## Start DATA LINES

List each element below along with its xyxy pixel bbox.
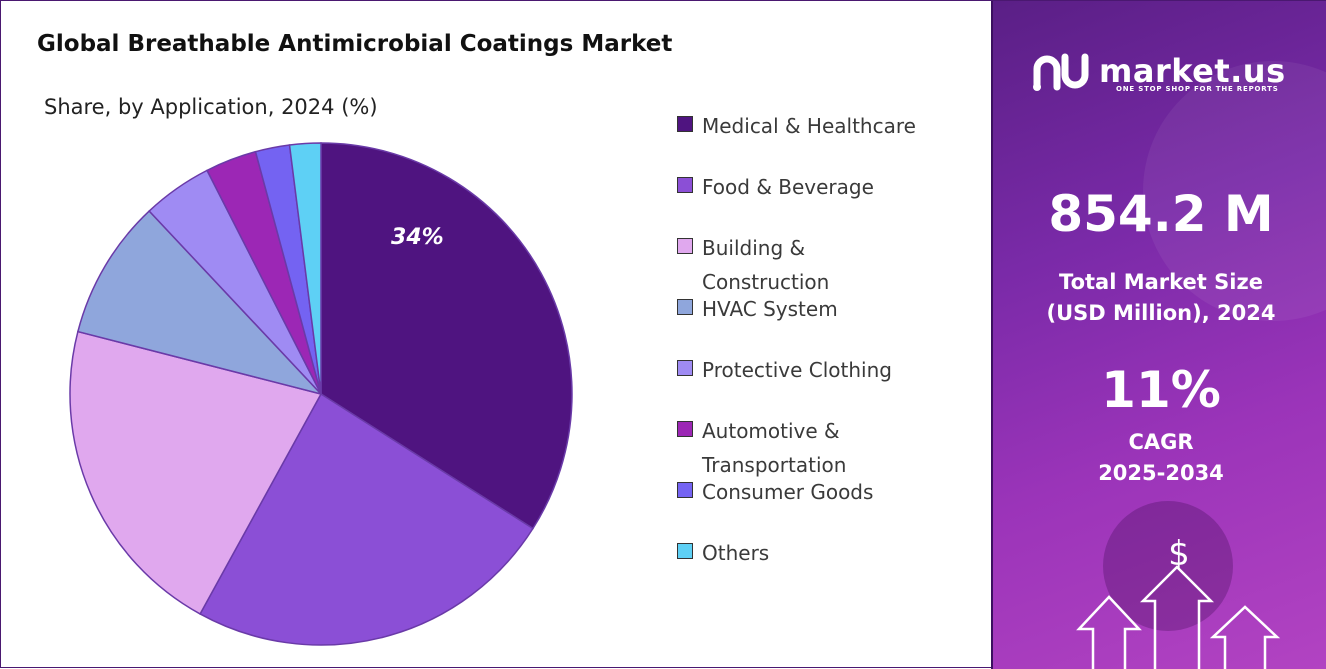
chart-panel: Global Breathable Antimicrobial Coatings… <box>1 1 991 667</box>
legend-swatch <box>677 116 693 132</box>
legend-item: Automotive & Transportation <box>677 414 932 482</box>
chart-subtitle: Share, by Application, 2024 (%) <box>44 95 378 119</box>
legend-label: Building & Construction <box>702 236 830 294</box>
market-size-label-line2: (USD Million), 2024 <box>1046 301 1276 325</box>
legend-item: Protective Clothing <box>677 353 932 387</box>
pie-slice-others <box>288 142 322 395</box>
growth-arrows-decoration: $ <box>1076 534 1281 669</box>
cagr-label-line2: 2025-2034 <box>1098 461 1224 485</box>
dollar-icon: $ <box>1168 534 1190 574</box>
brand-tagline: ONE STOP SHOP FOR THE REPORTS <box>1116 85 1279 93</box>
legend-swatch <box>677 177 693 193</box>
brand-logo: market.us <box>1033 49 1286 93</box>
brand-name: market.us <box>1099 52 1286 90</box>
arrow-up-icon <box>1076 565 1281 669</box>
legend-item: Consumer Goods <box>677 475 932 509</box>
legend-swatch <box>677 238 693 254</box>
legend-item: Others <box>677 536 932 570</box>
pie-slice-building-construction <box>69 330 323 615</box>
legend-swatch <box>677 543 693 559</box>
chart-title: Global Breathable Antimicrobial Coatings… <box>37 31 673 57</box>
coin-decoration <box>1103 501 1233 631</box>
cagr-label-line1: CAGR <box>1128 430 1194 454</box>
cagr-value: 11% <box>1101 361 1221 419</box>
market-size-label-line1: Total Market Size <box>1059 270 1263 294</box>
pie-chart: 34% <box>69 142 573 646</box>
legend-swatch <box>677 421 693 437</box>
legend-item: Medical & Healthcare <box>677 109 932 143</box>
legend-label: Consumer Goods <box>702 480 874 504</box>
legend-label: Others <box>702 541 770 565</box>
legend-item: HVAC System <box>677 292 932 326</box>
legend-item: Food & Beverage <box>677 170 932 204</box>
data-label: 34% <box>391 225 444 250</box>
legend-label: Protective Clothing <box>702 358 892 382</box>
legend-swatch <box>677 482 693 498</box>
legend-label: Medical & Healthcare <box>702 114 916 138</box>
legend-swatch <box>677 299 693 315</box>
legend-swatch <box>677 360 693 376</box>
market-us-logo-icon <box>1033 53 1089 91</box>
legend-label: Automotive & Transportation <box>702 419 847 477</box>
legend-label: HVAC System <box>702 297 838 321</box>
market-size-value: 854.2 M <box>1048 185 1274 243</box>
pie-slice-hvac-system <box>76 209 324 396</box>
pie-slice-medical-healthcare <box>320 142 573 530</box>
stats-panel: market.us ONE STOP SHOP FOR THE REPORTS … <box>991 1 1326 669</box>
legend-item: Building & Construction <box>677 231 932 299</box>
pie-slice-food-beverage <box>199 392 534 646</box>
legend-label: Food & Beverage <box>702 175 874 199</box>
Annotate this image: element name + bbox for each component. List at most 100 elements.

## End DATA LINES

Reproduce verbatim the lines above, beginning at the line that has "chart-panel: Global Breathable" and stopping after the line that has "legend-swatch <box>677 238 693 254</box>".

REPLY:
chart-panel: Global Breathable Antimicrobial Coatings… <box>1 1 991 667</box>
legend-swatch <box>677 116 693 132</box>
legend-item: Automotive & Transportation <box>677 414 932 482</box>
chart-subtitle: Share, by Application, 2024 (%) <box>44 95 378 119</box>
legend-label: Building & Construction <box>702 236 830 294</box>
market-size-label-line2: (USD Million), 2024 <box>1046 301 1276 325</box>
legend-item: Protective Clothing <box>677 353 932 387</box>
pie-slice-others <box>288 142 322 395</box>
growth-arrows-decoration: $ <box>1076 534 1281 669</box>
cagr-label-line2: 2025-2034 <box>1098 461 1224 485</box>
dollar-icon: $ <box>1168 534 1190 574</box>
brand-tagline: ONE STOP SHOP FOR THE REPORTS <box>1116 85 1279 93</box>
legend-swatch <box>677 177 693 193</box>
brand-logo: market.us <box>1033 49 1286 93</box>
brand-name: market.us <box>1099 52 1286 90</box>
arrow-up-icon <box>1076 565 1281 669</box>
legend-item: Consumer Goods <box>677 475 932 509</box>
legend-swatch <box>677 238 693 254</box>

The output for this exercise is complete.